#### Short task:
What follows is a set of records, each of which is to be written out exactly.

#### Material supplied:
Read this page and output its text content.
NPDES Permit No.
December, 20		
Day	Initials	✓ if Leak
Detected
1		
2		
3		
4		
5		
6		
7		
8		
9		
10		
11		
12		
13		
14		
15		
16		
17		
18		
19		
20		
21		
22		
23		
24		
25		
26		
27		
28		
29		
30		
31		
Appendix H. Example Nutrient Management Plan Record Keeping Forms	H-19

#### Response to this task:
Read this page and output its text content.
NPDES Permit No.
December, 20		
Day	Initials	✓ if Leak
Detected
1		
2		
3		
4		
5		
6		
7		
8		
9		
10		
11		
12		
13		
14		
15		
16		
17		
18		
19		
20		
21		
22		
23		
24		
25		
26		
27		
28		
29		
30		
31		
Appendix H. Example Nutrient Management Plan Record Keeping Forms	H-19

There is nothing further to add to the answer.